[Dataset records]
§
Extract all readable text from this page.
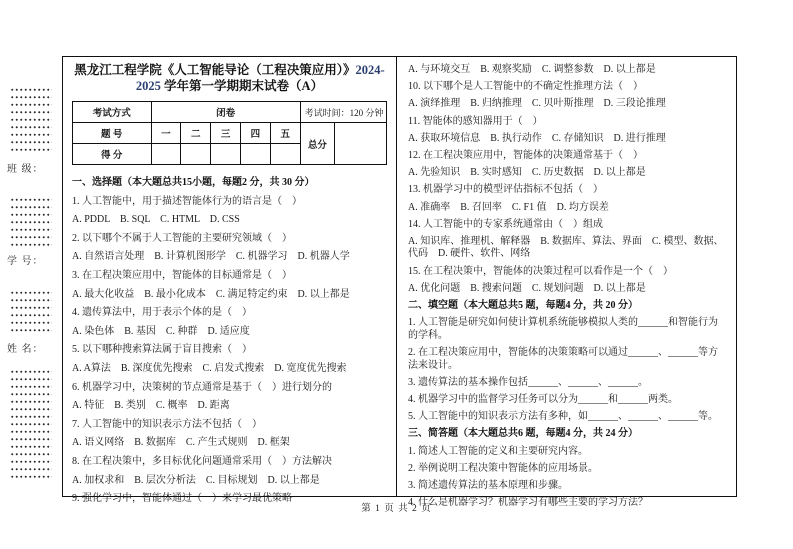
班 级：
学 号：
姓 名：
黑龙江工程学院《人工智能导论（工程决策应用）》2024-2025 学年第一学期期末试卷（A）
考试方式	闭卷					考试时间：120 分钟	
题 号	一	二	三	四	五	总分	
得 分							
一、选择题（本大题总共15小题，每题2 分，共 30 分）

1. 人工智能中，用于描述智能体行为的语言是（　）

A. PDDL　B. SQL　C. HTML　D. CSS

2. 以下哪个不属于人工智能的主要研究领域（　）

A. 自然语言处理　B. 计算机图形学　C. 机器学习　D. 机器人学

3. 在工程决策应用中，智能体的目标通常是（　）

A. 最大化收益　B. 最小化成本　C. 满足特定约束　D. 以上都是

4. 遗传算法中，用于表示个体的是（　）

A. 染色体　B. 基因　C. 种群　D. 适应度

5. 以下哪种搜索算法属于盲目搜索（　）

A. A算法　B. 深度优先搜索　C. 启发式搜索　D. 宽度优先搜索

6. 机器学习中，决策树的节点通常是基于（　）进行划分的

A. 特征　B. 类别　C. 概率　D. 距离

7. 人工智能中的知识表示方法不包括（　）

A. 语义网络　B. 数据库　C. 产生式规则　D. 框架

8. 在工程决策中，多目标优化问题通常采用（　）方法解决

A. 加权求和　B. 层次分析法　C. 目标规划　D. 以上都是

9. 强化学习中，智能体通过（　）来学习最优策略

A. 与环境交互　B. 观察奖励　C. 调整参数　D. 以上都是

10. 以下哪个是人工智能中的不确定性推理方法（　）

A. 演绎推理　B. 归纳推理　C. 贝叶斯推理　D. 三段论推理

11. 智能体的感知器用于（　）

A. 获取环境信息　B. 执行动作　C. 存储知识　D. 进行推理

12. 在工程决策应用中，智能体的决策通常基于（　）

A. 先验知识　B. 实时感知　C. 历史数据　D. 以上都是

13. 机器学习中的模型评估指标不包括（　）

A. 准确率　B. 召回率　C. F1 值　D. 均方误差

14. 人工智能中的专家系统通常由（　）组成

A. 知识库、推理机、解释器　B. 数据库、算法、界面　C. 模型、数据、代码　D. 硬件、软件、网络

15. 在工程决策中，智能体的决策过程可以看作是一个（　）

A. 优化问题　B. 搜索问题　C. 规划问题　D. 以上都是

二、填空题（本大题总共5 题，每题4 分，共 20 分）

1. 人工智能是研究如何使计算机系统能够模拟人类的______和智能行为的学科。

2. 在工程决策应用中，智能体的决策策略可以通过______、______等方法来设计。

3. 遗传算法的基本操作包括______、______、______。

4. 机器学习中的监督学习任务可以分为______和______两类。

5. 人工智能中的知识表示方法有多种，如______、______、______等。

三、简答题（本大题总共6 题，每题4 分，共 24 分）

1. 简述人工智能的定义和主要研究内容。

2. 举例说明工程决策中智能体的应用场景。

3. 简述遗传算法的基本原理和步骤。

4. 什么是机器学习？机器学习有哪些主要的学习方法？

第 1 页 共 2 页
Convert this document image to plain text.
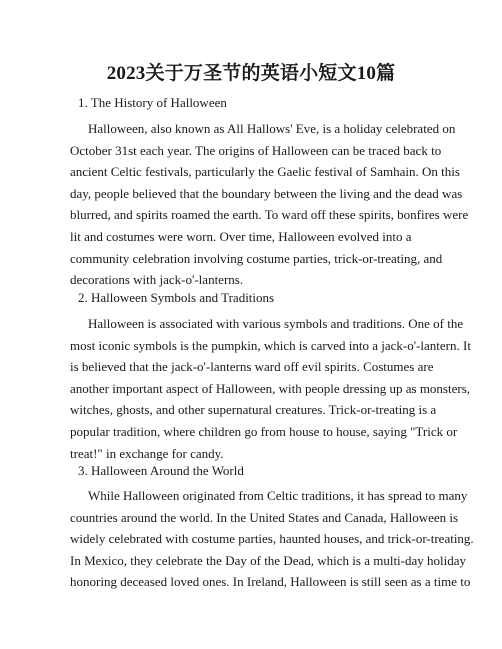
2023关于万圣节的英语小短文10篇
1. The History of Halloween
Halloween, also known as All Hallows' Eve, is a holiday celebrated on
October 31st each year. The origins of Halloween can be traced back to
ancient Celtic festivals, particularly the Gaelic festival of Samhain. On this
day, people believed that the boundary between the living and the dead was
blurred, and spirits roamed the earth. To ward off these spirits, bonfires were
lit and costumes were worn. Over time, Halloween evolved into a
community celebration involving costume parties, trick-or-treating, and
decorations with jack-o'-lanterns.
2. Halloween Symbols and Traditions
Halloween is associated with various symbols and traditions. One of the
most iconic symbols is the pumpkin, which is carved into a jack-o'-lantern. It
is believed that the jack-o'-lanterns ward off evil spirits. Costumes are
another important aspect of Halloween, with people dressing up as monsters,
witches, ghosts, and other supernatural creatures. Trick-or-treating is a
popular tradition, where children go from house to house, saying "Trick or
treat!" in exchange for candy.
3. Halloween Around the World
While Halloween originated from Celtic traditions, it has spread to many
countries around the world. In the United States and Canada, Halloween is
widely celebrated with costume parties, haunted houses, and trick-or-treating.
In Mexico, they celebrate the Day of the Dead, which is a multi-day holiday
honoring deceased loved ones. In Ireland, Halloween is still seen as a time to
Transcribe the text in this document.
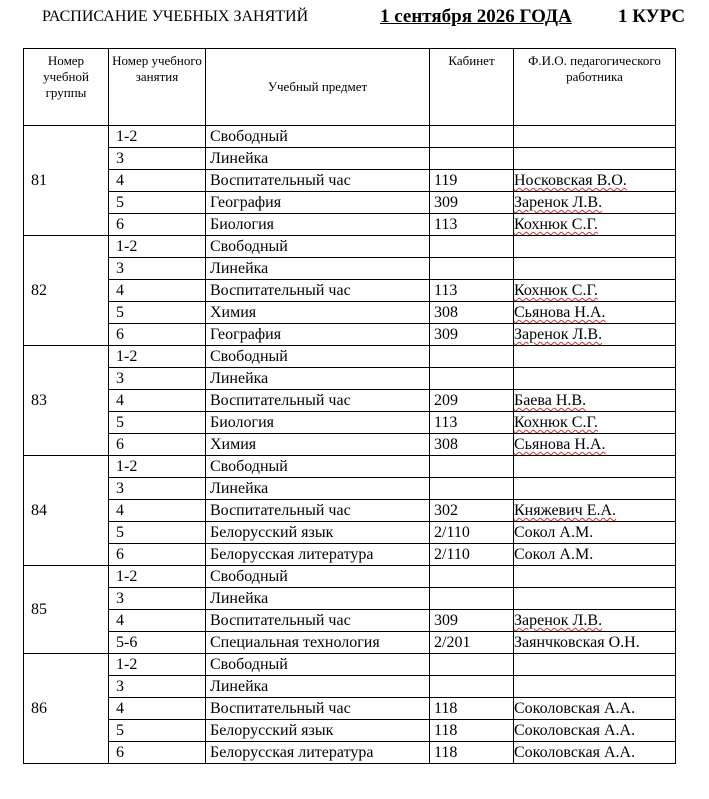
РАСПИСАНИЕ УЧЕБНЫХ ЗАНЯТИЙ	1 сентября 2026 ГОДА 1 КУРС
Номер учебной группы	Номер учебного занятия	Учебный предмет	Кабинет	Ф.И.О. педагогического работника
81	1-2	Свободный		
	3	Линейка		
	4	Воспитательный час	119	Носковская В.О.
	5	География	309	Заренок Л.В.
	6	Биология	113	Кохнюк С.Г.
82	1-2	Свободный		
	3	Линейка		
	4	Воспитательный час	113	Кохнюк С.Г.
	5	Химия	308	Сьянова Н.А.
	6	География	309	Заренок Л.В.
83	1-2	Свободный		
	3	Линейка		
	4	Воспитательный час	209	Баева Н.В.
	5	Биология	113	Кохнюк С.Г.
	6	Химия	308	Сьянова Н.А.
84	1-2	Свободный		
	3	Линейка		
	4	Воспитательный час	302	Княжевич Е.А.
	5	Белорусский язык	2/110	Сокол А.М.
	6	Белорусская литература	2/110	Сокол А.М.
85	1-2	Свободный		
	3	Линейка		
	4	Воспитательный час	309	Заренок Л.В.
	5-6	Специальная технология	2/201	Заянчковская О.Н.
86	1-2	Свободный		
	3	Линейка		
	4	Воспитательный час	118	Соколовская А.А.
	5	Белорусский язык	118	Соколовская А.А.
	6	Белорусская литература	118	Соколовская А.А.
§
Goal: Word for word, quote the lines above. Omit the pictures.

Output for this exercise:
Extract all readable text from this page.
班 级：
学 号：
姓 名：
黑龙江工程学院《人工智能导论（工程决策应用）》2024-2025 学年第一学期期末试卷（A）
考试方式	闭卷					考试时间：120 分钟	
题 号	一	二	三	四	五	总分	
得 分							
一、选择题（本大题总共15小题，每题2 分，共 30 分）

1. 人工智能中，用于描述智能体行为的语言是（　）

A. PDDL　B. SQL　C. HTML　D. CSS

2. 以下哪个不属于人工智能的主要研究领域（　）

A. 自然语言处理　B. 计算机图形学　C. 机器学习　D. 机器人学

3. 在工程决策应用中，智能体的目标通常是（　）

A. 最大化收益　B. 最小化成本　C. 满足特定约束　D. 以上都是

4. 遗传算法中，用于表示个体的是（　）

A. 染色体　B. 基因　C. 种群　D. 适应度

5. 以下哪种搜索算法属于盲目搜索（　）

A. A算法　B. 深度优先搜索　C. 启发式搜索　D. 宽度优先搜索

6. 机器学习中，决策树的节点通常是基于（　）进行划分的

A. 特征　B. 类别　C. 概率　D. 距离

7. 人工智能中的知识表示方法不包括（　）

A. 语义网络　B. 数据库　C. 产生式规则　D. 框架

8. 在工程决策中，多目标优化问题通常采用（　）方法解决

A. 加权求和　B. 层次分析法　C. 目标规划　D. 以上都是

9. 强化学习中，智能体通过（　）来学习最优策略

A. 与环境交互　B. 观察奖励　C. 调整参数　D. 以上都是

10. 以下哪个是人工智能中的不确定性推理方法（　）

A. 演绎推理　B. 归纳推理　C. 贝叶斯推理　D. 三段论推理

11. 智能体的感知器用于（　）

A. 获取环境信息　B. 执行动作　C. 存储知识　D. 进行推理

12. 在工程决策应用中，智能体的决策通常基于（　）

A. 先验知识　B. 实时感知　C. 历史数据　D. 以上都是

13. 机器学习中的模型评估指标不包括（　）

A. 准确率　B. 召回率　C. F1 值　D. 均方误差

14. 人工智能中的专家系统通常由（　）组成

A. 知识库、推理机、解释器　B. 数据库、算法、界面　C. 模型、数据、代码　D. 硬件、软件、网络

15. 在工程决策中，智能体的决策过程可以看作是一个（　）

A. 优化问题　B. 搜索问题　C. 规划问题　D. 以上都是

二、填空题（本大题总共5 题，每题4 分，共 20 分）

1. 人工智能是研究如何使计算机系统能够模拟人类的______和智能行为的学科。

2. 在工程决策应用中，智能体的决策策略可以通过______、______等方法来设计。

3. 遗传算法的基本操作包括______、______、______。

4. 机器学习中的监督学习任务可以分为______和______两类。

5. 人工智能中的知识表示方法有多种，如______、______、______等。

三、简答题（本大题总共6 题，每题4 分，共 24 分）

1. 简述人工智能的定义和主要研究内容。

2. 举例说明工程决策中智能体的应用场景。

3. 简述遗传算法的基本原理和步骤。

4. 什么是机器学习？机器学习有哪些主要的学习方法？

第 1 页 共 2 页
Convert this document image to plain text.
2023关于万圣节的英语小短文10篇
1. The History of Halloween
Halloween, also known as All Hallows' Eve, is a holiday celebrated on
October 31st each year. The origins of Halloween can be traced back to
ancient Celtic festivals, particularly the Gaelic festival of Samhain. On this
day, people believed that the boundary between the living and the dead was
blurred, and spirits roamed the earth. To ward off these spirits, bonfires were
lit and costumes were worn. Over time, Halloween evolved into a
community celebration involving costume parties, trick-or-treating, and
decorations with jack-o'-lanterns.
2. Halloween Symbols and Traditions
Halloween is associated with various symbols and traditions. One of the
most iconic symbols is the pumpkin, which is carved into a jack-o'-lantern. It
is believed that the jack-o'-lanterns ward off evil spirits. Costumes are
another important aspect of Halloween, with people dressing up as monsters,
witches, ghosts, and other supernatural creatures. Trick-or-treating is a
popular tradition, where children go from house to house, saying "Trick or
treat!" in exchange for candy.
3. Halloween Around the World
While Halloween originated from Celtic traditions, it has spread to many
countries around the world. In the United States and Canada, Halloween is
widely celebrated with costume parties, haunted houses, and trick-or-treating.
In Mexico, they celebrate the Day of the Dead, which is a multi-day holiday
honoring deceased loved ones. In Ireland, Halloween is still seen as a time to
Transcribe the text in this document.
РАСПИСАНИЕ УЧЕБНЫХ ЗАНЯТИЙ	1 сентября 2026 ГОДА 1 КУРС
Номер учебной группы	Номер учебного занятия	Учебный предмет	Кабинет	Ф.И.О. педагогического работника
81	1-2	Свободный		
	3	Линейка		
	4	Воспитательный час	119	Носковская В.О.
	5	География	309	Заренок Л.В.
	6	Биология	113	Кохнюк С.Г.
82	1-2	Свободный		
	3	Линейка		
	4	Воспитательный час	113	Кохнюк С.Г.
	5	Химия	308	Сьянова Н.А.
	6	География	309	Заренок Л.В.
83	1-2	Свободный		
	3	Линейка		
	4	Воспитательный час	209	Баева Н.В.
	5	Биология	113	Кохнюк С.Г.
	6	Химия	308	Сьянова Н.А.
84	1-2	Свободный		
	3	Линейка		
	4	Воспитательный час	302	Княжевич Е.А.
	5	Белорусский язык	2/110	Сокол А.М.
	6	Белорусская литература	2/110	Сокол А.М.
85	1-2	Свободный		
	3	Линейка		
	4	Воспитательный час	309	Заренок Л.В.
	5-6	Специальная технология	2/201	Заянчковская О.Н.
86	1-2	Свободный		
	3	Линейка		
	4	Воспитательный час	118	Соколовская А.А.
	5	Белорусский язык	118	Соколовская А.А.
	6	Белорусская литература	118	Соколовская А.А.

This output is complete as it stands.